Recorded information>
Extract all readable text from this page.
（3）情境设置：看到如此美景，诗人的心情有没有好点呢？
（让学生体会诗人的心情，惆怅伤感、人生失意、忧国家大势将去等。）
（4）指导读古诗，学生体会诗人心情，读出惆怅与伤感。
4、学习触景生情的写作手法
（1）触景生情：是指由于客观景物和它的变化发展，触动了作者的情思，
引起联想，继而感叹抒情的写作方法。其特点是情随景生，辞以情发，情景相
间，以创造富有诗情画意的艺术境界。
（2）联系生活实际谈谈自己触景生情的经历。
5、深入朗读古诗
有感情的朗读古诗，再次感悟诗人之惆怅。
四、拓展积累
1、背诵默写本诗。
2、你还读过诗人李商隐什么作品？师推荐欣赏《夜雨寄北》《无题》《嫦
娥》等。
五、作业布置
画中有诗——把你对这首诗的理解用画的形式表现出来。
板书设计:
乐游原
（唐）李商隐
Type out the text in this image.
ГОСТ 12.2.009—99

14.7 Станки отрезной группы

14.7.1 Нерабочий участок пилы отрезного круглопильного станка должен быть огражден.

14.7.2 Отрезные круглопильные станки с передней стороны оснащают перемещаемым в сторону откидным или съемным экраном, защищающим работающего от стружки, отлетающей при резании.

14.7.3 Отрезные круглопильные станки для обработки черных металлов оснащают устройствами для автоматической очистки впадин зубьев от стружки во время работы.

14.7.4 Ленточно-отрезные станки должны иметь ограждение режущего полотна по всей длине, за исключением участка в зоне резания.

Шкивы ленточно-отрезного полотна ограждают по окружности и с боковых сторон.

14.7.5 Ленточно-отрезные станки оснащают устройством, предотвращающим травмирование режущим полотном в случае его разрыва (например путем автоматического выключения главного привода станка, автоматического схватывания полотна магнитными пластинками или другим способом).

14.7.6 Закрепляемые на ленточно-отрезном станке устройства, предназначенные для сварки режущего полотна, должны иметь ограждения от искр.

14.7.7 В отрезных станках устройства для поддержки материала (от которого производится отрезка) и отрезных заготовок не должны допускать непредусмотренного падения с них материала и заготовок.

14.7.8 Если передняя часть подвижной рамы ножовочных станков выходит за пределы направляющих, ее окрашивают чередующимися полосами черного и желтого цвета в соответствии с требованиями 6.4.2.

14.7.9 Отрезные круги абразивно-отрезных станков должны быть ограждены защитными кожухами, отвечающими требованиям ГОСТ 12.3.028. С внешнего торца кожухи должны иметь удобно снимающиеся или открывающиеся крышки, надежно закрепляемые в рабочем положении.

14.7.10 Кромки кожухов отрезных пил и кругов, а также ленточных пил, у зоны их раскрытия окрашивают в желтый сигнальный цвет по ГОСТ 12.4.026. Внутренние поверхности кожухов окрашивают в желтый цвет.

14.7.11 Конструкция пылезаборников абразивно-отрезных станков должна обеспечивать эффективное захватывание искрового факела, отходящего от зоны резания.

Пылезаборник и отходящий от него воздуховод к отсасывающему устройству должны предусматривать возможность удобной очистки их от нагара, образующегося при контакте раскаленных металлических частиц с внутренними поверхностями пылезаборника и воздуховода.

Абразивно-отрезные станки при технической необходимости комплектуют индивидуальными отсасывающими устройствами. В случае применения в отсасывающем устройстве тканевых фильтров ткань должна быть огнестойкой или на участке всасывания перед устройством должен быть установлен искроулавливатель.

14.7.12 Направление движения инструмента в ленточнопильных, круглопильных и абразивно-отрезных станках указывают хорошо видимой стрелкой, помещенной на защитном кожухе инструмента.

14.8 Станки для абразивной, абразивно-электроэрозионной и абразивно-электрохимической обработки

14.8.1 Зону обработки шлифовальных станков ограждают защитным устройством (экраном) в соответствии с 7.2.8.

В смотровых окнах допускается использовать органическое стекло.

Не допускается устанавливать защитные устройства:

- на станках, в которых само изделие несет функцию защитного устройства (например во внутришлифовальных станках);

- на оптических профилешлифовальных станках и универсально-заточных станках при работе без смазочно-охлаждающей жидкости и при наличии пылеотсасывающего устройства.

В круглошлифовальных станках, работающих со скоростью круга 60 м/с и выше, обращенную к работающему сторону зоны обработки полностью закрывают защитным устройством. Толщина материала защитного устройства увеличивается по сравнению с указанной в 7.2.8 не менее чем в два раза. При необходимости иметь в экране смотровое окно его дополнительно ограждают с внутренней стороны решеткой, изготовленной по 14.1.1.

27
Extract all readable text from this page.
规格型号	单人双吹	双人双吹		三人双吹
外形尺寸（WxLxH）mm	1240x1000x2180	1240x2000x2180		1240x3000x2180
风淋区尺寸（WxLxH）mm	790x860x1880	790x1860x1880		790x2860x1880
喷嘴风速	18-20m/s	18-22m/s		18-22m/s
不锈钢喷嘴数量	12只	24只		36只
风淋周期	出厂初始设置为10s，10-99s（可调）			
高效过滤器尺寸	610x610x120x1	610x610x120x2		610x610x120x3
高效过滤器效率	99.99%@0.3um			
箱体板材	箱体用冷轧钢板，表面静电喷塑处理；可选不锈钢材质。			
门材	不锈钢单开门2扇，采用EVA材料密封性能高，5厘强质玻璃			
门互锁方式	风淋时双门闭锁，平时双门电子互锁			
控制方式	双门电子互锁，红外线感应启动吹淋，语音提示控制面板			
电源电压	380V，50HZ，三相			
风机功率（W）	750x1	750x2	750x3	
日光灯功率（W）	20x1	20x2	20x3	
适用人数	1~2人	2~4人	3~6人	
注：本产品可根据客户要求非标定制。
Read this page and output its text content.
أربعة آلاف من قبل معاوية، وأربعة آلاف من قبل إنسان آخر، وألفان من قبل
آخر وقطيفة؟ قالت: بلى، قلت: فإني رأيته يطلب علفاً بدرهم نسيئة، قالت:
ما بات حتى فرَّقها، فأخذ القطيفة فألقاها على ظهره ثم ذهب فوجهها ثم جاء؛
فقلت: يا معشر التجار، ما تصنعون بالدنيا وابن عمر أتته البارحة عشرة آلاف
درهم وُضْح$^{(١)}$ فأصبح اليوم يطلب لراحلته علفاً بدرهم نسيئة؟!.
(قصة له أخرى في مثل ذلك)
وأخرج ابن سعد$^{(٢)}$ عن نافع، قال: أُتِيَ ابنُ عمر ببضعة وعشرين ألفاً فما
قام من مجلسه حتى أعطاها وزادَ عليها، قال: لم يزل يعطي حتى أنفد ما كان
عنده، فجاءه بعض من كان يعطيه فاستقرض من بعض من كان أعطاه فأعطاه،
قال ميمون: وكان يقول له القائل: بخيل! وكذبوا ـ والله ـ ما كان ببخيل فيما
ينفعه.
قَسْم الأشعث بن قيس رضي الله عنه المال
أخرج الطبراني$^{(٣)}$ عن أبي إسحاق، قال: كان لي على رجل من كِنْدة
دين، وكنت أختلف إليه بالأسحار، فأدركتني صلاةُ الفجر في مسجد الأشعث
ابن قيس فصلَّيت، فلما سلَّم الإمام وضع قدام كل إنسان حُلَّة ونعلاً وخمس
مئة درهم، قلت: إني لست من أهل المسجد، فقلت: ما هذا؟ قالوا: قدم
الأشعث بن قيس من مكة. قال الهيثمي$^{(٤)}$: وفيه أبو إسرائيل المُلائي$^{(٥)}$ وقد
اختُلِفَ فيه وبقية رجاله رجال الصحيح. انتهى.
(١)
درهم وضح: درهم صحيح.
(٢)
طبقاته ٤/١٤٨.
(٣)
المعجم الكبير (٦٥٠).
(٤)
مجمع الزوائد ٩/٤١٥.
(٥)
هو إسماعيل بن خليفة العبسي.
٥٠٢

Exercise> Count every line of the records that holds the string "необходимости". Write only the total.

Final result> 2